* **EXERCISE TASK**: The records that follow must be reproduced in full, exactly as written.

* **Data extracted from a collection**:
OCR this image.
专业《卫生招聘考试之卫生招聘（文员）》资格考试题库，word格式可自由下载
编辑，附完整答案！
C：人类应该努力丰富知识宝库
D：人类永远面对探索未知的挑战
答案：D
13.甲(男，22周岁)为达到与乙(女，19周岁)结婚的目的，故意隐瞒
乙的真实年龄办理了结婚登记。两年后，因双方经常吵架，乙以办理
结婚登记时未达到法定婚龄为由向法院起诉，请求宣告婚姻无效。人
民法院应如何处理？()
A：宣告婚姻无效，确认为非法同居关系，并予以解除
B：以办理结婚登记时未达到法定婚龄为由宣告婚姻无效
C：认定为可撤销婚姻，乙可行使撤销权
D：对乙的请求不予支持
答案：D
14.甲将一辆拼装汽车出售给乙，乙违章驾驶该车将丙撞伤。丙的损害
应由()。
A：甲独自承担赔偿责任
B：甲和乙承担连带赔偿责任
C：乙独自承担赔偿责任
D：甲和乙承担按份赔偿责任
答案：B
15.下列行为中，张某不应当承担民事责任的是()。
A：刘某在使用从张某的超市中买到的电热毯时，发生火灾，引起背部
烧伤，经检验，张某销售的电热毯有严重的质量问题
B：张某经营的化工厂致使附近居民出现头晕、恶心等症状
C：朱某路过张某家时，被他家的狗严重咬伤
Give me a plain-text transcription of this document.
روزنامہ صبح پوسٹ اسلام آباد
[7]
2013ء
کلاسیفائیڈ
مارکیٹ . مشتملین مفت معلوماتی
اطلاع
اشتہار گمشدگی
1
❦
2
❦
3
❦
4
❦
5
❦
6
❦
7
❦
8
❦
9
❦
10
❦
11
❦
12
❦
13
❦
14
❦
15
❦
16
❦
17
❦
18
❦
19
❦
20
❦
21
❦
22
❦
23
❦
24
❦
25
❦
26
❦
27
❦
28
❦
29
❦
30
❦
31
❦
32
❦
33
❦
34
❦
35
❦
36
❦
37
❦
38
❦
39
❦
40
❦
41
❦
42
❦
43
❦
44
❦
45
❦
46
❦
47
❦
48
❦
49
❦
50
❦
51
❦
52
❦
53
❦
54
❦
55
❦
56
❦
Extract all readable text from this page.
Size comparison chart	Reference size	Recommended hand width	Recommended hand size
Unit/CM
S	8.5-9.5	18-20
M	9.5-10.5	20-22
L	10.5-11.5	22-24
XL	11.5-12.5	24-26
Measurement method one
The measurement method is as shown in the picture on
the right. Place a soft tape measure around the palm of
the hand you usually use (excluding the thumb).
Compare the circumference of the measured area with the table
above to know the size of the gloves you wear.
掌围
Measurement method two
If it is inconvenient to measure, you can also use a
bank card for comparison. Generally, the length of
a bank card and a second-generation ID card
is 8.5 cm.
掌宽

* **THE COMPLETED TASK**:
OCR this image.
专业《卫生招聘考试之卫生招聘（文员）》资格考试题库，word格式可自由下载
编辑，附完整答案！
C：人类应该努力丰富知识宝库
D：人类永远面对探索未知的挑战
答案：D
13.甲(男，22周岁)为达到与乙(女，19周岁)结婚的目的，故意隐瞒
乙的真实年龄办理了结婚登记。两年后，因双方经常吵架，乙以办理
结婚登记时未达到法定婚龄为由向法院起诉，请求宣告婚姻无效。人
民法院应如何处理？()
A：宣告婚姻无效，确认为非法同居关系，并予以解除
B：以办理结婚登记时未达到法定婚龄为由宣告婚姻无效
C：认定为可撤销婚姻，乙可行使撤销权
D：对乙的请求不予支持
答案：D
14.甲将一辆拼装汽车出售给乙，乙违章驾驶该车将丙撞伤。丙的损害
应由()。
A：甲独自承担赔偿责任
B：甲和乙承担连带赔偿责任
C：乙独自承担赔偿责任
D：甲和乙承担按份赔偿责任
答案：B
15.下列行为中，张某不应当承担民事责任的是()。
A：刘某在使用从张某的超市中买到的电热毯时，发生火灾，引起背部
烧伤，经检验，张某销售的电热毯有严重的质量问题
B：张某经营的化工厂致使附近居民出现头晕、恶心等症状
C：朱某路过张某家时，被他家的狗严重咬伤
Give me a plain-text transcription of this document.
روزنامہ صبح پوسٹ اسلام آباد
[7]
2013ء
کلاسیفائیڈ
مارکیٹ . مشتملین مفت معلوماتی
اطلاع
اشتہار گمشدگی
1
❦
2
❦
3
❦
4
❦
5
❦
6
❦
7
❦
8
❦
9
❦
10
❦
11
❦
12
❦
13
❦
14
❦
15
❦
16
❦
17
❦
18
❦
19
❦
20
❦
21
❦
22
❦
23
❦
24
❦
25
❦
26
❦
27
❦
28
❦
29
❦
30
❦
31
❦
32
❦
33
❦
34
❦
35
❦
36
❦
37
❦
38
❦
39
❦
40
❦
41
❦
42
❦
43
❦
44
❦
45
❦
46
❦
47
❦
48
❦
49
❦
50
❦
51
❦
52
❦
53
❦
54
❦
55
❦
56
❦
Extract all readable text from this page.
Size comparison chart	Reference size	Recommended hand width	Recommended hand size
Unit/CM
S	8.5-9.5	18-20
M	9.5-10.5	20-22
L	10.5-11.5	22-24
XL	11.5-12.5	24-26
Measurement method one
The measurement method is as shown in the picture on
the right. Place a soft tape measure around the palm of
the hand you usually use (excluding the thumb).
Compare the circumference of the measured area with the table
above to know the size of the gloves you wear.
掌围
Measurement method two
If it is inconvenient to measure, you can also use a
bank card for comparison. Generally, the length of
a bank card and a second-generation ID card
is 8.5 cm.
掌宽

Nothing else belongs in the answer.